--- begin Material provided ---

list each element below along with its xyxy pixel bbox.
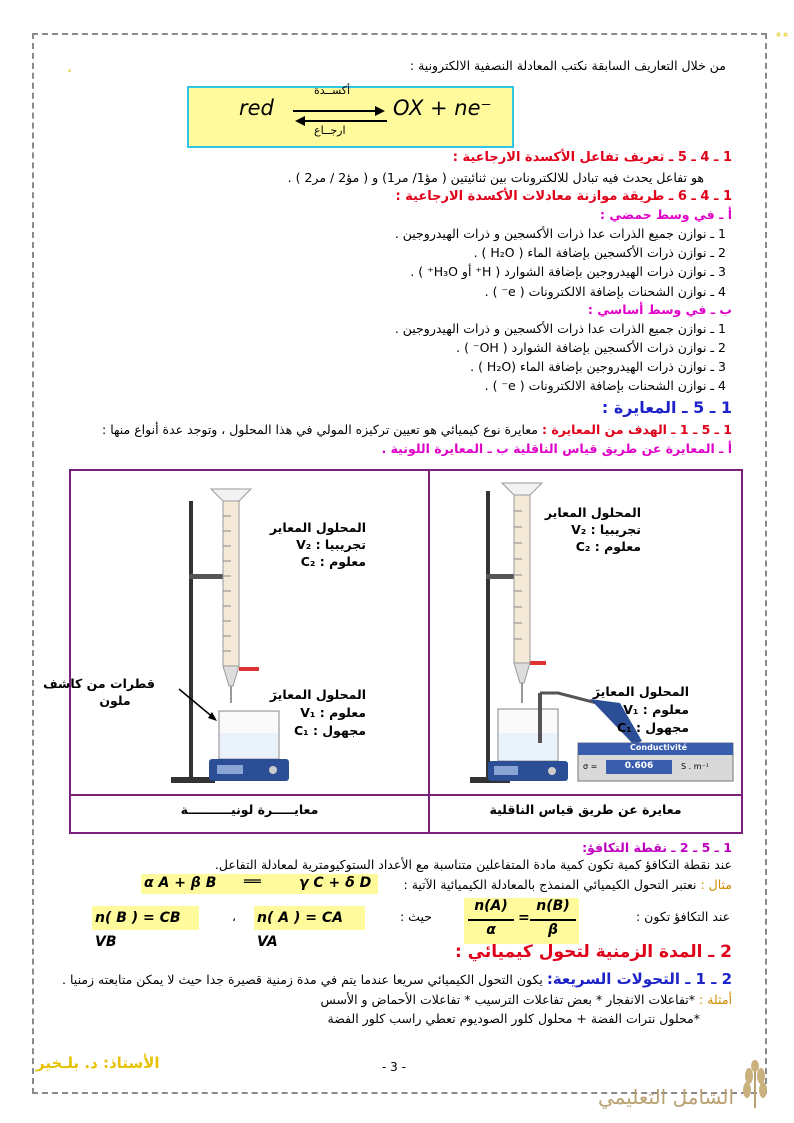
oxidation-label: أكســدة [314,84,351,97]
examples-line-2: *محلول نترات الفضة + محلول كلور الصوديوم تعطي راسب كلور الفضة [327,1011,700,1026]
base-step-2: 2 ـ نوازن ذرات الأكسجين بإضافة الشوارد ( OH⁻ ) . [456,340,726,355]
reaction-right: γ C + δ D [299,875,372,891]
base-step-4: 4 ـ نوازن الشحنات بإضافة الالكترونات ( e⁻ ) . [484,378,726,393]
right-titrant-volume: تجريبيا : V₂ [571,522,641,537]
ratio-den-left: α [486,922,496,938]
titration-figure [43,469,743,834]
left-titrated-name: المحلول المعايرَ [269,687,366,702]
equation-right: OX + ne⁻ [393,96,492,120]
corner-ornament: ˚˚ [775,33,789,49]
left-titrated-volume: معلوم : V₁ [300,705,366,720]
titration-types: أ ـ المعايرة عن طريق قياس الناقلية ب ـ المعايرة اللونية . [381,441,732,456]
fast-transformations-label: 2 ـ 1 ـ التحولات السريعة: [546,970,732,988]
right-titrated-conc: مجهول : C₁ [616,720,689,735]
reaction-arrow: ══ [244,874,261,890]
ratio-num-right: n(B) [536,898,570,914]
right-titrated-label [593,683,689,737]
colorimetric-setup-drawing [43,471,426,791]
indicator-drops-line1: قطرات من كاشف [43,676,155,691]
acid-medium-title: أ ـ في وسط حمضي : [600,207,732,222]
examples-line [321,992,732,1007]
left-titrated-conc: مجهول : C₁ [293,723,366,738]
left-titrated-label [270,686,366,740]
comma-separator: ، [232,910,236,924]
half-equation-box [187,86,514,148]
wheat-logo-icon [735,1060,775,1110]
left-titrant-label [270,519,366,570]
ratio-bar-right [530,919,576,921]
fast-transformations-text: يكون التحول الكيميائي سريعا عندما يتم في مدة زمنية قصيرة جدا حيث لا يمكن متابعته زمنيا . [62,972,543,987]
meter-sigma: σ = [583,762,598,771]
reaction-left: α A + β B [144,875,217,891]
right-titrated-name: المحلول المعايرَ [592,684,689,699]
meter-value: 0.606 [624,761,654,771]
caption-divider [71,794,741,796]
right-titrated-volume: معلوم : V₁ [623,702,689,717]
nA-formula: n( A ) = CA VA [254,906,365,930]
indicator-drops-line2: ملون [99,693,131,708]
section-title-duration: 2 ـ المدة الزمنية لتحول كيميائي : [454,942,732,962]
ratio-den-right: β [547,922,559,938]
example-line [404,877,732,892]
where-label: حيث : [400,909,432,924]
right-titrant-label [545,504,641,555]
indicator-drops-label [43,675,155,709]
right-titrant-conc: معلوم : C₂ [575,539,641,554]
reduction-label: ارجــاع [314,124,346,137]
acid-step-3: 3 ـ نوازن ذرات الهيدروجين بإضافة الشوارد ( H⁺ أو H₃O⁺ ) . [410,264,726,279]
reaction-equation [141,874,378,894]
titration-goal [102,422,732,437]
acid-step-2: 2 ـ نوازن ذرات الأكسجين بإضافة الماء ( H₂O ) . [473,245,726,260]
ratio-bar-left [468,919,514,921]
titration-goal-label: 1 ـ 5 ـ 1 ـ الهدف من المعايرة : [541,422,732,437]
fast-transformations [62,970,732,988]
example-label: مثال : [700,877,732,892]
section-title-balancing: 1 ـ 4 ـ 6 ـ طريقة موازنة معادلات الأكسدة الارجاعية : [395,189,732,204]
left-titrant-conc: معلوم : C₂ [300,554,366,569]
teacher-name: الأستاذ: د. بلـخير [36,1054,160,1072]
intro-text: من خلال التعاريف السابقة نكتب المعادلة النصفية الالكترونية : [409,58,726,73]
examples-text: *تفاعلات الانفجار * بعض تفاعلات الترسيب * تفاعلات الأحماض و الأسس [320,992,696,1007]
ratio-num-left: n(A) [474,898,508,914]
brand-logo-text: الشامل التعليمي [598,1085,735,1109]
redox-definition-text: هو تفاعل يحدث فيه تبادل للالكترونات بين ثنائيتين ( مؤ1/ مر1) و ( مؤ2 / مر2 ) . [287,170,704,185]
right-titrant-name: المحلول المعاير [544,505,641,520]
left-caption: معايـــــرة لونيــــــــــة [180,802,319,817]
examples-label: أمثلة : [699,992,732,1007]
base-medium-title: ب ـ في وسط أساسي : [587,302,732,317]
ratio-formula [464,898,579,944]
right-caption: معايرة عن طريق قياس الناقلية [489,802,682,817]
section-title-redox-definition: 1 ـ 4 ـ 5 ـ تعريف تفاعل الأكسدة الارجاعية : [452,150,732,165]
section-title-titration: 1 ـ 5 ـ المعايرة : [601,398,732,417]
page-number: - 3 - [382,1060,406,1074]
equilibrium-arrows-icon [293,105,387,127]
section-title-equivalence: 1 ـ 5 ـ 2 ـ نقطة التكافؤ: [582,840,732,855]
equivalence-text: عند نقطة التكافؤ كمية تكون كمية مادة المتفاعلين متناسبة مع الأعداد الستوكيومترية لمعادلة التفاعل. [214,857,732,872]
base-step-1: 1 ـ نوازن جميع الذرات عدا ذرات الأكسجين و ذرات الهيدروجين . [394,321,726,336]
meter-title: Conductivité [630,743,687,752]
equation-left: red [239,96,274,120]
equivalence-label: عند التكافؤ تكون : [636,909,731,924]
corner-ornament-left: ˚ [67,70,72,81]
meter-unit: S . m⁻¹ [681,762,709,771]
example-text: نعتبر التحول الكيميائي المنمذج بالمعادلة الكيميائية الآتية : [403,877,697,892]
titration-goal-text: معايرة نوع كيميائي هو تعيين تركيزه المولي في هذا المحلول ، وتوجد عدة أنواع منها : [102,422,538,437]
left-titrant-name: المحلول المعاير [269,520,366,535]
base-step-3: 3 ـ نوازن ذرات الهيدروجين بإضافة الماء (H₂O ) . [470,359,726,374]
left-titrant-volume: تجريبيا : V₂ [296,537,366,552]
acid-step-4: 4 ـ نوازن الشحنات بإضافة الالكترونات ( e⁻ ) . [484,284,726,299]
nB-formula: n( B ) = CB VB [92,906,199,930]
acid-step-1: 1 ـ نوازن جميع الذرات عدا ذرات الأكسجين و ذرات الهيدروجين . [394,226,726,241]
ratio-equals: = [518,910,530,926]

--- end Material provided ---

# [Problem to solve]
Could you arrange every line of the records above as a Markdown table with the columns "Item" and "Text", numbering the rows, skipping blank lines, and leaving out the pictures?

# [Solution to the problem]
| Item | Text |
|---|---|
| 1 | list each element below along with its xyxy pixel bbox. |
| 2 | oxidation-label: أكســدة [314,84,351,97] |
| 3 | examples-line-2: *محلول نترات الفضة + محلول كلور الصوديوم تعطي راسب كلور الفضة [327,1011,700,1026] |
| 4 | base-step-2: 2 ـ نوازن ذرات الأكسجين بإضافة الشوارد ( OH⁻ ) . [456,340,726,355] |
| 5 | reaction-right: γ C + δ D [299,875,372,891] |
| 6 | base-step-4: 4 ـ نوازن الشحنات بإضافة الالكترونات ( e⁻ ) . [484,378,726,393] |
| 7 | right-titrant-volume: تجريبيا : V₂ [571,522,641,537] |
| 8 | ratio-den-left: α [486,922,496,938] |
| 9 | titration-figure [43,469,743,834] |
| 10 | left-titrated-name: المحلول المعايرَ [269,687,366,702] |
| 11 | equation-right: OX + ne⁻ [393,96,492,120] |
| 12 | corner-ornament: ˚˚ [775,33,789,49] |
| 13 | left-titrated-volume: معلوم : V₁ [300,705,366,720] |
| 14 | titration-types: أ ـ المعايرة عن طريق قياس الناقلية ب ـ المعايرة اللونية . [381,441,732,456] |
| 15 | fast-transformations-label: 2 ـ 1 ـ التحولات السريعة: [546,970,732,988] |
| 16 | right-titrated-conc: مجهول : C₁ [616,720,689,735] |
| 17 | reaction-arrow: ══ [244,874,261,890] |
| 18 | ratio-num-right: n(B) [536,898,570,914] |
| 19 | right-titrated-label [593,683,689,737] |
| 20 | colorimetric-setup-drawing [43,471,426,791] |
| 21 | indicator-drops-line1: قطرات من كاشف [43,676,155,691] |
| 22 | acid-medium-title: أ ـ في وسط حمضي : [600,207,732,222] |
| 23 | examples-line [321,992,732,1007] |
| 24 | left-titrated-conc: مجهول : C₁ [293,723,366,738] |
| 25 | left-titrated-label [270,686,366,740] |
| 26 | comma-separator: ، [232,910,236,924] |
| 27 | half-equation-box [187,86,514,148] |
| 28 | wheat-logo-icon [735,1060,775,1110] |
| 29 | left-titrant-label [270,519,366,570] |
| 30 | ratio-bar-right [530,919,576,921] |
| 31 | fast-transformations-text: يكون التحول الكيميائي سريعا عندما يتم في مدة زمنية قصيرة جدا حيث لا يمكن متابعته زمنيا . [62,972,543,987] |
| 32 | meter-sigma: σ = [583,762,598,771] |
| 33 | reaction-left: α A + β B [144,875,217,891] |
| 34 | right-titrated-name: المحلول المعايرَ [592,684,689,699] |
| 35 | meter-value: 0.606 [624,761,654,771] |
| 36 | caption-divider [71,794,741,796] |
| 37 | right-titrated-volume: معلوم : V₁ [623,702,689,717] |
| 38 | nA-formula: n( A ) = CA VA [254,906,365,930] |
| 39 | indicator-drops-line2: ملون [99,693,131,708] |
| 40 | section-title-duration: 2 ـ المدة الزمنية لتحول كيميائي : [454,942,732,962] |
| 41 | ratio-den-right: β [547,922,559,938] |
| 42 | example-line [404,877,732,892] |
| 43 | where-label: حيث : [400,909,432,924] |
| 44 | right-titrant-label [545,504,641,555] |
| 45 | indicator-drops-label [43,675,155,709] |
| 46 | right-titrant-conc: معلوم : C₂ [575,539,641,554] |
| 47 | reduction-label: ارجــاع [314,124,346,137] |
| 48 | acid-step-3: 3 ـ نوازن ذرات الهيدروجين بإضافة الشوارد ( H⁺ أو H₃O⁺ ) . [410,264,726,279] |
| 49 | reaction-equation [141,874,378,894] |
| 50 | titration-goal [102,422,732,437] |
| 51 | acid-step-2: 2 ـ نوازن ذرات الأكسجين بإضافة الماء ( H₂O ) . [473,245,726,260] |
| 52 | ratio-bar-left [468,919,514,921] |
| 53 | titration-goal-label: 1 ـ 5 ـ 1 ـ الهدف من المعايرة : [541,422,732,437] |
| 54 | fast-transformations [62,970,732,988] |
| 55 | example-label: مثال : [700,877,732,892] |
| 56 | section-title-balancing: 1 ـ 4 ـ 6 ـ طريقة موازنة معادلات الأكسدة الارجاعية : [395,189,732,204] |
| 57 | left-titrant-conc: معلوم : C₂ [300,554,366,569] |
| 58 | teacher-name: الأستاذ: د. بلـخير [36,1054,160,1072] |
| 59 | intro-text: من خلال التعاريف السابقة نكتب المعادلة النصفية الالكترونية : [409,58,726,73] |
| 60 | examples-text: *تفاعلات الانفجار * بعض تفاعلات الترسيب * تفاعلات الأحماض و الأسس [320,992,696,1007] |
| 61 | ratio-num-left: n(A) [474,898,508,914] |
| 62 | brand-logo-text: الشامل التعليمي [598,1085,735,1109] |
| 63 | redox-definition-text: هو تفاعل يحدث فيه تبادل للالكترونات بين ثنائيتين ( مؤ1/ مر1) و ( مؤ2 / مر2 ) . [287,170,704,185] |
| 64 | right-titrant-name: المحلول المعاير [544,505,641,520] |
| 65 | left-caption: معايـــــرة لونيــــــــــة [180,802,319,817] |
| 66 | examples-label: أمثلة : [699,992,732,1007] |
| 67 | base-medium-title: ب ـ في وسط أساسي : [587,302,732,317] |
| 68 | ratio-formula [464,898,579,944] |
| 69 | right-caption: معايرة عن طريق قياس الناقلية [489,802,682,817] |
| 70 | section-title-redox-definition: 1 ـ 4 ـ 5 ـ تعريف تفاعل الأكسدة الارجاعية : [452,150,732,165] |
| 71 | section-title-titration: 1 ـ 5 ـ المعايرة : [601,398,732,417] |
| 72 | page-number: - 3 - [382,1060,406,1074] |
| 73 | equilibrium-arrows-icon [293,105,387,127] |
| 74 | section-title-equivalence: 1 ـ 5 ـ 2 ـ نقطة التكافؤ: [582,840,732,855] |
| 75 | equivalence-text: عند نقطة التكافؤ كمية تكون كمية مادة المتفاعلين متناسبة مع الأعداد الستوكيومترية لمعادلة التفاعل. [214,857,732,872] |
| 76 | base-step-1: 1 ـ نوازن جميع الذرات عدا ذرات الأكسجين و ذرات الهيدروجين . [394,321,726,336] |
| 77 | meter-title: Conductivité [630,743,687,752] |
| 78 | equation-left: red [239,96,274,120] |
| 79 | equivalence-label: عند التكافؤ تكون : [636,909,731,924] |
| 80 | corner-ornament-left: ˚ [67,70,72,81] |
| 81 | meter-unit: S . m⁻¹ [681,762,709,771] |
| 82 | example-text: نعتبر التحول الكيميائي المنمذج بالمعادلة الكيميائية الآتية : [403,877,697,892] |
| 83 | titration-goal-text: معايرة نوع كيميائي هو تعيين تركيزه المولي في هذا المحلول ، وتوجد عدة أنواع منها : [102,422,538,437] |
| 84 | left-titrant-name: المحلول المعاير [269,520,366,535] |
| 85 | base-step-3: 3 ـ نوازن ذرات الهيدروجين بإضافة الماء (H₂O ) . [470,359,726,374] |
| 86 | left-titrant-volume: تجريبيا : V₂ [296,537,366,552] |
| 87 | acid-step-4: 4 ـ نوازن الشحنات بإضافة الالكترونات ( e⁻ ) . [484,284,726,299] |
| 88 | nB-formula: n( B ) = CB VB [92,906,199,930] |
| 89 | acid-step-1: 1 ـ نوازن جميع الذرات عدا ذرات الأكسجين و ذرات الهيدروجين . [394,226,726,241] |
| 90 | ratio-equals: = [518,910,530,926] |